---- Records for this exercise
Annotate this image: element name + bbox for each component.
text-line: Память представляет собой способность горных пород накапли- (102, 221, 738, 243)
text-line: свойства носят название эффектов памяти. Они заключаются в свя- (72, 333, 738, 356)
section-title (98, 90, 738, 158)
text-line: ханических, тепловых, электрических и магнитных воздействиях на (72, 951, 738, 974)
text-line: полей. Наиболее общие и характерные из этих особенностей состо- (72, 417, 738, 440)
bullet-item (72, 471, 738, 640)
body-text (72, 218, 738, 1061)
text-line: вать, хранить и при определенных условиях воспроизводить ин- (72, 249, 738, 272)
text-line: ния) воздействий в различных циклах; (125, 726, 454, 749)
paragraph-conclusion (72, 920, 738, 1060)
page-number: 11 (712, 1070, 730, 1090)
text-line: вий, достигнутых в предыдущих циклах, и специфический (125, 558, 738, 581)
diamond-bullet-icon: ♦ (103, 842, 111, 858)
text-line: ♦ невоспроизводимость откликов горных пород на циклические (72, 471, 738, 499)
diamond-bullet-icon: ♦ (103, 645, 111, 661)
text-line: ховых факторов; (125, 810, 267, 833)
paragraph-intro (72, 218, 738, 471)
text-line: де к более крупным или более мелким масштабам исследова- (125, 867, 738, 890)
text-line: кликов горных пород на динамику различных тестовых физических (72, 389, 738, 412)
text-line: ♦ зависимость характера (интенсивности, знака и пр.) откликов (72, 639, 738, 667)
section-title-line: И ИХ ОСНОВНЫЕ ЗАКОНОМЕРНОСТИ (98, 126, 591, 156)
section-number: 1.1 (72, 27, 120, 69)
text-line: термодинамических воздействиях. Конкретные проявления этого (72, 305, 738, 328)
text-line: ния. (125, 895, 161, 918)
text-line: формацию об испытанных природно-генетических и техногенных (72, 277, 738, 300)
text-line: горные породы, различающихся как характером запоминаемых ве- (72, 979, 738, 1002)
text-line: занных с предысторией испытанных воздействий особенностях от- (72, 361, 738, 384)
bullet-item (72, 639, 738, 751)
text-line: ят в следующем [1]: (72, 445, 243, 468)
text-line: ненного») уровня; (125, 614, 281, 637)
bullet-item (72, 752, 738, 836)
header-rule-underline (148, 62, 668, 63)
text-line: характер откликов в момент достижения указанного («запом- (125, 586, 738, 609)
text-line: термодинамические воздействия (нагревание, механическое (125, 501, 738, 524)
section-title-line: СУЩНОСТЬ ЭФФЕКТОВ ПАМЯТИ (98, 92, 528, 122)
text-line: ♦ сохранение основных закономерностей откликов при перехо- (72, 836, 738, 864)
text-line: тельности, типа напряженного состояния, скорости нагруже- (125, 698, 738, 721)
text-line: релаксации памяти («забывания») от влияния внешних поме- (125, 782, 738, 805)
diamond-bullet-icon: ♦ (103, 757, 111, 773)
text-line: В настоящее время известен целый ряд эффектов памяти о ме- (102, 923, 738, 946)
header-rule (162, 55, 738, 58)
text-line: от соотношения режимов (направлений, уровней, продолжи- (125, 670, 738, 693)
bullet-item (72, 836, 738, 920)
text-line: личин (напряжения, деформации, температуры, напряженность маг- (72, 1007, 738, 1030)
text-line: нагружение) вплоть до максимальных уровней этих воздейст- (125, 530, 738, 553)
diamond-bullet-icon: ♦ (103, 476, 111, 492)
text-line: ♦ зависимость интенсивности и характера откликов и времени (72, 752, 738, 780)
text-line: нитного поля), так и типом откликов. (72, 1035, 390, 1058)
--------
**The request**
Repeat every line of the data above without changing anything.

**Response below**
Annotate this image: element name + bbox for each component.
text-line: Память представляет собой способность горных пород накапли- (102, 221, 738, 243)
text-line: свойства носят название эффектов памяти. Они заключаются в свя- (72, 333, 738, 356)
section-title (98, 90, 738, 158)
text-line: ханических, тепловых, электрических и магнитных воздействиях на (72, 951, 738, 974)
text-line: полей. Наиболее общие и характерные из этих особенностей состо- (72, 417, 738, 440)
bullet-item (72, 471, 738, 640)
body-text (72, 218, 738, 1061)
text-line: вать, хранить и при определенных условиях воспроизводить ин- (72, 249, 738, 272)
text-line: ния) воздействий в различных циклах; (125, 726, 454, 749)
paragraph-conclusion (72, 920, 738, 1060)
page-number: 11 (712, 1070, 730, 1090)
text-line: вий, достигнутых в предыдущих циклах, и специфический (125, 558, 738, 581)
diamond-bullet-icon: ♦ (103, 842, 111, 858)
text-line: ♦ невоспроизводимость откликов горных пород на циклические (72, 471, 738, 499)
diamond-bullet-icon: ♦ (103, 645, 111, 661)
text-line: ховых факторов; (125, 810, 267, 833)
paragraph-intro (72, 218, 738, 471)
text-line: де к более крупным или более мелким масштабам исследова- (125, 867, 738, 890)
text-line: кликов горных пород на динамику различных тестовых физических (72, 389, 738, 412)
text-line: ♦ зависимость характера (интенсивности, знака и пр.) откликов (72, 639, 738, 667)
section-title-line: И ИХ ОСНОВНЫЕ ЗАКОНОМЕРНОСТИ (98, 126, 591, 156)
section-number: 1.1 (72, 27, 120, 69)
text-line: термодинамических воздействиях. Конкретные проявления этого (72, 305, 738, 328)
text-line: ния. (125, 895, 161, 918)
text-line: формацию об испытанных природно-генетических и техногенных (72, 277, 738, 300)
text-line: горные породы, различающихся как характером запоминаемых ве- (72, 979, 738, 1002)
text-line: занных с предысторией испытанных воздействий особенностях от- (72, 361, 738, 384)
bullet-item (72, 639, 738, 751)
text-line: ят в следующем [1]: (72, 445, 243, 468)
text-line: ненного») уровня; (125, 614, 281, 637)
bullet-item (72, 752, 738, 836)
header-rule-underline (148, 62, 668, 63)
text-line: характер откликов в момент достижения указанного («запом- (125, 586, 738, 609)
text-line: термодинамические воздействия (нагревание, механическое (125, 501, 738, 524)
section-title-line: СУЩНОСТЬ ЭФФЕКТОВ ПАМЯТИ (98, 92, 528, 122)
text-line: ♦ сохранение основных закономерностей откликов при перехо- (72, 836, 738, 864)
text-line: тельности, типа напряженного состояния, скорости нагруже- (125, 698, 738, 721)
text-line: релаксации памяти («забывания») от влияния внешних поме- (125, 782, 738, 805)
diamond-bullet-icon: ♦ (103, 757, 111, 773)
text-line: В настоящее время известен целый ряд эффектов памяти о ме- (102, 923, 738, 946)
header-rule (162, 55, 738, 58)
text-line: от соотношения режимов (направлений, уровней, продолжи- (125, 670, 738, 693)
bullet-item (72, 836, 738, 920)
text-line: личин (напряжения, деформации, температуры, напряженность маг- (72, 1007, 738, 1030)
text-line: нагружение) вплоть до максимальных уровней этих воздейст- (125, 530, 738, 553)
diamond-bullet-icon: ♦ (103, 476, 111, 492)
text-line: ♦ зависимость интенсивности и характера откликов и времени (72, 752, 738, 780)
text-line: нитного поля), так и типом откликов. (72, 1035, 390, 1058)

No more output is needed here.